(Data records)
☆ ☆ ☆ ☆ ☆ ☆ ☆
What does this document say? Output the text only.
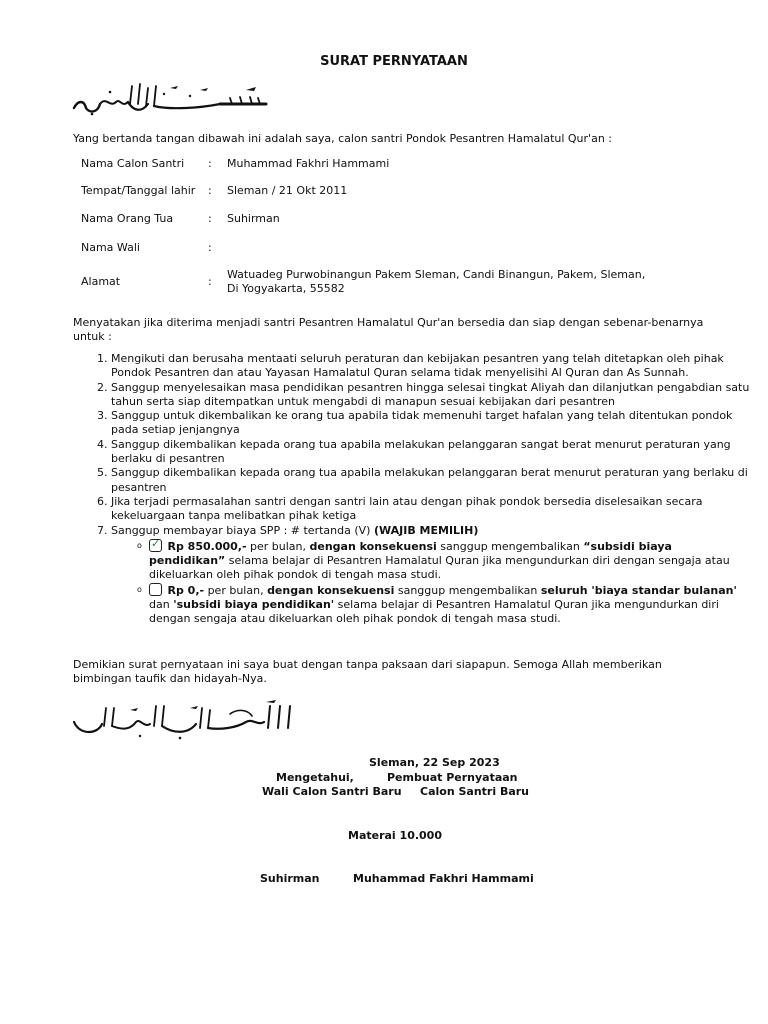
SURAT PERNYATAAN
Yang bertanda tangan dibawah ini adalah saya, calon santri Pondok Pesantren Hamalatul Qur'an :
Nama Calon Santri	:	Muhammad Fakhri Hammami
Tempat/Tanggal lahir	:	Sleman / 21 Okt 2011
Nama Orang Tua	:	Suhirman
Nama Wali	:	
Alamat	:	Watuadeg Purwobinangun Pakem Sleman, Candi Binangun, Pakem, Sleman, Di Yogyakarta, 55582
Menyatakan jika diterima menjadi santri Pesantren Hamalatul Qur'an bersedia dan siap dengan sebenar-benarnya untuk :
1. Mengikuti dan berusaha mentaati seluruh peraturan dan kebijakan pesantren yang telah ditetapkan oleh pihak Pondok Pesantren dan atau Yayasan Hamalatul Quran selama tidak menyelisihi Al Quran dan As Sunnah.
2. Sanggup menyelesaikan masa pendidikan pesantren hingga selesai tingkat Aliyah dan dilanjutkan pengabdian satu tahun serta siap ditempatkan untuk mengabdi di manapun sesuai kebijakan dari pesantren
3. Sanggup untuk dikembalikan ke orang tua apabila tidak memenuhi target hafalan yang telah ditentukan pondok pada setiap jenjangnya
4. Sanggup dikembalikan kepada orang tua apabila melakukan pelanggaran sangat berat menurut peraturan yang berlaku di pesantren
5. Sanggup dikembalikan kepada orang tua apabila melakukan pelanggaran berat menurut peraturan yang berlaku di pesantren
6. Jika terjadi permasalahan santri dengan santri lain atau dengan pihak pondok bersedia diselesaikan secara kekeluargaan tanpa melibatkan pihak ketiga
7. Sanggup membayar biaya SPP : # tertanda (V) (WAJIB MEMILIH)
o ✓ Rp 850.000,- per bulan, dengan konsekuensi sanggup mengembalikan “subsidi biaya pendidikan” selama belajar di Pesantren Hamalatul Quran jika mengundurkan diri dengan sengaja atau dikeluarkan oleh pihak pondok di tengah masa studi.
o Rp 0,- per bulan, dengan konsekuensi sanggup mengembalikan seluruh 'biaya standar bulanan' dan 'subsidi biaya pendidikan' selama belajar di Pesantren Hamalatul Quran jika mengundurkan diri dengan sengaja atau dikeluarkan oleh pihak pondok di tengah masa studi.
Demikian surat pernyataan ini saya buat dengan tanpa paksaan dari siapapun. Semoga Allah memberikan bimbingan taufik dan hidayah-Nya.
Sleman, 22 Sep 2023
Mengetahui,	Pembuat Pernyataan
Wali Calon Santri Baru Calon Santri Baru
Materai 10.000
Suhirman	Muhammad Fakhri Hammami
☆ ☆ ☆ ☆ ☆ ☆ ☆
Within the listing above, find every line containing the string "bersedia" and return it.

Menyatakan jika diterima menjadi santri Pesantren Hamalatul Qur'an bersedia dan siap dengan sebenar-benarnya untuk :
6. Jika terjadi permasalahan santri dengan santri lain atau dengan pihak pondok bersedia diselesaikan secara kekeluargaan tanpa melibatkan pihak ketiga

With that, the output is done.